**SOURCE RECORDS**
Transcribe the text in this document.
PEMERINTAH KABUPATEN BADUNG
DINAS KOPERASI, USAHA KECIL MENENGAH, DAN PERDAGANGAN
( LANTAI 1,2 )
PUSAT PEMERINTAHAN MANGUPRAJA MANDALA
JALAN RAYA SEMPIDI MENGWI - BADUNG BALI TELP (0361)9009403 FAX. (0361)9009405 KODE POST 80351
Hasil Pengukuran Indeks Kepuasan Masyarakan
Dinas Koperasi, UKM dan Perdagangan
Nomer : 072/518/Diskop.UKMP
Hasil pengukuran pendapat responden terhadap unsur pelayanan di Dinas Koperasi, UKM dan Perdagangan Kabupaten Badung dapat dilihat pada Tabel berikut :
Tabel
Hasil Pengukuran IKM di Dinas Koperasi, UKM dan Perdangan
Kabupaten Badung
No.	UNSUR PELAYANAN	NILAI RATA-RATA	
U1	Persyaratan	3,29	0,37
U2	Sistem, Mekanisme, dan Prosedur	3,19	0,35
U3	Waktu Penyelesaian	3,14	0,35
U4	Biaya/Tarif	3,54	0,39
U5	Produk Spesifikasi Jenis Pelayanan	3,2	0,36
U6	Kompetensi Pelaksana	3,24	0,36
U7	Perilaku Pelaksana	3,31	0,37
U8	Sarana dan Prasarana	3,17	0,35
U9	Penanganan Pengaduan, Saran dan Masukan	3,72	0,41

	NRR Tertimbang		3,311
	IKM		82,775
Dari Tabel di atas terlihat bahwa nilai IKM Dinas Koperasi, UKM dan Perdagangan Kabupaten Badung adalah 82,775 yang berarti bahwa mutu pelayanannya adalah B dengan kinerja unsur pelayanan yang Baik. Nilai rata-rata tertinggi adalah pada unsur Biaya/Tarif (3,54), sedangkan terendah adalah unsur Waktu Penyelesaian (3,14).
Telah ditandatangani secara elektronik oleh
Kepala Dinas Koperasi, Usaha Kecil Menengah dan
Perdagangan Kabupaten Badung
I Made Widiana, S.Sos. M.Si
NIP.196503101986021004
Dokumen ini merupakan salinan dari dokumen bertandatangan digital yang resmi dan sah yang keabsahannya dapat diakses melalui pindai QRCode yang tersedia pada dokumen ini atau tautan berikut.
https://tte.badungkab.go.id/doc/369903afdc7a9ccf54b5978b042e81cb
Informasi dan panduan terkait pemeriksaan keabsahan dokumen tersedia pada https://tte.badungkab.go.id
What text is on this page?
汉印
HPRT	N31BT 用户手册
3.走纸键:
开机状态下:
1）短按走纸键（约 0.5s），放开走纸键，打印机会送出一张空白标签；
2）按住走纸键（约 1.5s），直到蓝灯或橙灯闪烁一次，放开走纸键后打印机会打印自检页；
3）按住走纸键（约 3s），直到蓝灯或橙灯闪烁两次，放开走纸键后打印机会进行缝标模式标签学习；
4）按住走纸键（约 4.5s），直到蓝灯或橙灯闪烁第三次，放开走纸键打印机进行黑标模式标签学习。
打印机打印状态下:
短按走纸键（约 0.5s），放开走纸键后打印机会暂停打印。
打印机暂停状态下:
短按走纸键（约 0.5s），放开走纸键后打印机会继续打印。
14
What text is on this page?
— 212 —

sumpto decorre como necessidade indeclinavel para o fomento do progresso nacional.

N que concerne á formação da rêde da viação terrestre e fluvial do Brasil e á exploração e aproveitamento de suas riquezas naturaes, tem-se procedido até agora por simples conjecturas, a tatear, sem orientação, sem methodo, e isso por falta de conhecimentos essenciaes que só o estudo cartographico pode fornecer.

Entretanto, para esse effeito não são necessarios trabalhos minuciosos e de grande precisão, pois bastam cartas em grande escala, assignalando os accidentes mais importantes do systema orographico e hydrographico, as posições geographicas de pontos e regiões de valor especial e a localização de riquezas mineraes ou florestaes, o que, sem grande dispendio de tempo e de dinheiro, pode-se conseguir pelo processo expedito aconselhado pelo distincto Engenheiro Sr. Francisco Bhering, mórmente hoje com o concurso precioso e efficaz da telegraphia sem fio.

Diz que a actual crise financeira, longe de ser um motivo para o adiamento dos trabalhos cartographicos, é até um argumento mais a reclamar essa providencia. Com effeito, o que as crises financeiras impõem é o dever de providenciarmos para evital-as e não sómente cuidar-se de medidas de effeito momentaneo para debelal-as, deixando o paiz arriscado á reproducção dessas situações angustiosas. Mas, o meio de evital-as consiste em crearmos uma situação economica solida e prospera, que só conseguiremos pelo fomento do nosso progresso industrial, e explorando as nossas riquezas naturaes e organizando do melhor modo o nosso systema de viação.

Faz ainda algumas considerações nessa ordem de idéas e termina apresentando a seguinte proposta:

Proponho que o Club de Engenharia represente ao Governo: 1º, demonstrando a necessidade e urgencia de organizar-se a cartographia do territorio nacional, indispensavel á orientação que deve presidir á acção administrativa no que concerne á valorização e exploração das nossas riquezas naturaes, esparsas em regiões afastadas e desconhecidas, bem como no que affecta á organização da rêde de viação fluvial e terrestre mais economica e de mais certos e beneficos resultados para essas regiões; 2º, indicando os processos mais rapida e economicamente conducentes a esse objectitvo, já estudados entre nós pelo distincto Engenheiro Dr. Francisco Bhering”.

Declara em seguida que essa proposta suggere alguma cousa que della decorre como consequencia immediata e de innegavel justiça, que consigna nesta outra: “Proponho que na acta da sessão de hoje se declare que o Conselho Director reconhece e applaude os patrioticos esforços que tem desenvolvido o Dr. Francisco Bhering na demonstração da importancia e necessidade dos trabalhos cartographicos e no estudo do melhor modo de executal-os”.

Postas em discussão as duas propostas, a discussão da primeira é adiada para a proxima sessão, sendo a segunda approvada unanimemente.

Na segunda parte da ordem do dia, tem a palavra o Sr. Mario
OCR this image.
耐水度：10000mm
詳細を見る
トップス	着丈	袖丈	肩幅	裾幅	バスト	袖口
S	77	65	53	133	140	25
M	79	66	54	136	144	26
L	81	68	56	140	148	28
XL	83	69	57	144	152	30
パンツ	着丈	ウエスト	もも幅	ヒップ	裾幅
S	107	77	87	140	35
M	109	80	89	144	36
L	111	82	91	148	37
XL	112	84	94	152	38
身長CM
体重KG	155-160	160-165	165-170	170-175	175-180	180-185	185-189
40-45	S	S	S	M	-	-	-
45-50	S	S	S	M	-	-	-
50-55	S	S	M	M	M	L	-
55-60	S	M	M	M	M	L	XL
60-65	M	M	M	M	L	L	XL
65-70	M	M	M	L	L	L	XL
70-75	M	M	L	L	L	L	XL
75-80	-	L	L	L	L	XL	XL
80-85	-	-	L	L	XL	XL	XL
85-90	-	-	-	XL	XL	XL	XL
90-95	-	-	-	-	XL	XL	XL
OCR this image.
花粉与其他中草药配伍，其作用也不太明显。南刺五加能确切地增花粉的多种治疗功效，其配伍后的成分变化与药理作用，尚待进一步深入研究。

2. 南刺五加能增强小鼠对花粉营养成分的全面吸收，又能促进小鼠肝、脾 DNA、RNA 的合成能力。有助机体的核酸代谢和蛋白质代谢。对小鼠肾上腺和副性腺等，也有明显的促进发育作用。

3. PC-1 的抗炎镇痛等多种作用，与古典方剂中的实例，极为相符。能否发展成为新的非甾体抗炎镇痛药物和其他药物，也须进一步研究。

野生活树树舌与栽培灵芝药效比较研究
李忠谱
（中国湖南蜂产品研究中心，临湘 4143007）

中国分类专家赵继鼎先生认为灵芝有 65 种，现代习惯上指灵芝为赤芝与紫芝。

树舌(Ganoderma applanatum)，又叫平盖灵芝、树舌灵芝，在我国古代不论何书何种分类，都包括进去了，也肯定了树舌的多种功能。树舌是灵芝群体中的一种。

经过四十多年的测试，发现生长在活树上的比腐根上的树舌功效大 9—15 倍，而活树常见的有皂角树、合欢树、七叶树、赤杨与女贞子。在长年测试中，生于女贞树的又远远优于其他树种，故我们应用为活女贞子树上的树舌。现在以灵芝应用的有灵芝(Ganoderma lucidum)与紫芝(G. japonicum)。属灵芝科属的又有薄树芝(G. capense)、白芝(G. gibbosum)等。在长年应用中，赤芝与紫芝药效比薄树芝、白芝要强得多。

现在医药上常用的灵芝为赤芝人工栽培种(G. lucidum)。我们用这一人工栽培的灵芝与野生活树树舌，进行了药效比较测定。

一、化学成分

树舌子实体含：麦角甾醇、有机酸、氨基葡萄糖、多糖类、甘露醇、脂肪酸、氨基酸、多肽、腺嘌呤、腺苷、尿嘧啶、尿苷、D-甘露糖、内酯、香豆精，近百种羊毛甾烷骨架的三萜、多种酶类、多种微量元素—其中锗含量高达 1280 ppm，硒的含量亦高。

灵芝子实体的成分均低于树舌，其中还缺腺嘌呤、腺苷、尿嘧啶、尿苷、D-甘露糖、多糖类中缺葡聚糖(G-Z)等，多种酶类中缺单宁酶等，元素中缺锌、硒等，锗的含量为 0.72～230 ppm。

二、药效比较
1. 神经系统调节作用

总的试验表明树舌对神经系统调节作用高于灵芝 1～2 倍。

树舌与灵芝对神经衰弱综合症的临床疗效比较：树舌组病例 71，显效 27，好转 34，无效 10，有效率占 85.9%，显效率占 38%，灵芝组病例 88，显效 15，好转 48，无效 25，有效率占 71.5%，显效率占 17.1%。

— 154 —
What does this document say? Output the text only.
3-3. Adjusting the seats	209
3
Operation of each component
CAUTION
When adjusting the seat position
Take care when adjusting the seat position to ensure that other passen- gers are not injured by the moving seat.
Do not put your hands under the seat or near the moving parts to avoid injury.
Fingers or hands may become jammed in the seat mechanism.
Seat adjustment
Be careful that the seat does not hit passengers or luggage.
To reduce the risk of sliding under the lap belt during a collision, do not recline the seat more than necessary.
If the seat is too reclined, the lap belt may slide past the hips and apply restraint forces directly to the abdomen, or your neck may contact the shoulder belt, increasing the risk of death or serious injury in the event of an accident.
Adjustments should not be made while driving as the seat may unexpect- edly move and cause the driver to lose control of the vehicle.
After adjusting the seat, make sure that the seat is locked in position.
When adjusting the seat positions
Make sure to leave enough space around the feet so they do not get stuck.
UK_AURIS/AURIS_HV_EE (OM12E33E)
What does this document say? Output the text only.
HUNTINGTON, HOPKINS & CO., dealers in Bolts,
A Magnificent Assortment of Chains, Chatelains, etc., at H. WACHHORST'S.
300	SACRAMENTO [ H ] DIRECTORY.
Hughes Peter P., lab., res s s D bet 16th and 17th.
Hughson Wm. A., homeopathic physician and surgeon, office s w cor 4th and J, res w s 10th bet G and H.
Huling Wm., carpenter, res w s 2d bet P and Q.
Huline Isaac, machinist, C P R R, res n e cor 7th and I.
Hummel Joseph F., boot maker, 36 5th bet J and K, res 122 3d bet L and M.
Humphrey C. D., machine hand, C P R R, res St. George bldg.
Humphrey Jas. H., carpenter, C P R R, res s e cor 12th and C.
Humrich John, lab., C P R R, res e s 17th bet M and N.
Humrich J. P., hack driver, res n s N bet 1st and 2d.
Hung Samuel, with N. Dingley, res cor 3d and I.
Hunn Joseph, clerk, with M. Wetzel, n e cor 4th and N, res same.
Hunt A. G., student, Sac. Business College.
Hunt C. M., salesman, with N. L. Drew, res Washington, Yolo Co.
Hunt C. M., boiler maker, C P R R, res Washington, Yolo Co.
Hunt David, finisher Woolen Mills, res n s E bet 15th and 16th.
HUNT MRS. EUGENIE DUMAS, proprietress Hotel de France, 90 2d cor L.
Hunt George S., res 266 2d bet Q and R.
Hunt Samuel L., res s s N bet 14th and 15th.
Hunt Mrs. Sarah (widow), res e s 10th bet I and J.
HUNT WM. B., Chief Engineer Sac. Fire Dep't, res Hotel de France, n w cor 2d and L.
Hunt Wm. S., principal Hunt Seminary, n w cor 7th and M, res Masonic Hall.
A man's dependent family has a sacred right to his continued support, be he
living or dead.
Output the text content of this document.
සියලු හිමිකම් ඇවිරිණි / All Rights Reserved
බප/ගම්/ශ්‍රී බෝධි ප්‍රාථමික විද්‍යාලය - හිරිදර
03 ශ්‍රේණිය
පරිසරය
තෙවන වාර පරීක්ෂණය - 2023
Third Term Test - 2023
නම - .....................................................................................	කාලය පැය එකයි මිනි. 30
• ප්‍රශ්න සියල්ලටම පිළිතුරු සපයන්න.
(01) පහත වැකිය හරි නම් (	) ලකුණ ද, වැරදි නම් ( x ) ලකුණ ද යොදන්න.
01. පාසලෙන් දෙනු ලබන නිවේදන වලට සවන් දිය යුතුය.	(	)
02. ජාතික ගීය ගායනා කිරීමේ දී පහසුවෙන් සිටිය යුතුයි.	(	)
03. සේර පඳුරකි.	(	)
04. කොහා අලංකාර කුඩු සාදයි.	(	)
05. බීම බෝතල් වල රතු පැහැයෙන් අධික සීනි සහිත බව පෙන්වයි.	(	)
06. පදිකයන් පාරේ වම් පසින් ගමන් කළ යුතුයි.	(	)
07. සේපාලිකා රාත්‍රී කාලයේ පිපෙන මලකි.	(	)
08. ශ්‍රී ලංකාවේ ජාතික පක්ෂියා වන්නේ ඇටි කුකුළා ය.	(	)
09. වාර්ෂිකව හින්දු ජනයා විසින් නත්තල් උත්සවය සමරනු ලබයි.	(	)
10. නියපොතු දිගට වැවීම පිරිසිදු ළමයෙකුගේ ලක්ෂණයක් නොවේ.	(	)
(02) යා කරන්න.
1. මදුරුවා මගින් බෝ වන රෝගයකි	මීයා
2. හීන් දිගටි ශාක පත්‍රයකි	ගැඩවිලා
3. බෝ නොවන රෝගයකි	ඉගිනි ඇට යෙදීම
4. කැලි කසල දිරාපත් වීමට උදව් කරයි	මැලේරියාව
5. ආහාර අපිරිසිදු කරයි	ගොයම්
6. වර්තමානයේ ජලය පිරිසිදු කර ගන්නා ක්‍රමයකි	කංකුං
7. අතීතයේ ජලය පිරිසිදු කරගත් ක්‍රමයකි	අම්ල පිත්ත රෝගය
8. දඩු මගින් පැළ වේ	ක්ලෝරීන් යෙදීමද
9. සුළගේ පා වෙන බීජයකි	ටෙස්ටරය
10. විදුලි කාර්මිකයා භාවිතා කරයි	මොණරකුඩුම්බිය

**THE REQUEST**
Using the material above, count the lines containing the word "estudo". Reply with the number alone.

**TASK SOLUTION**
2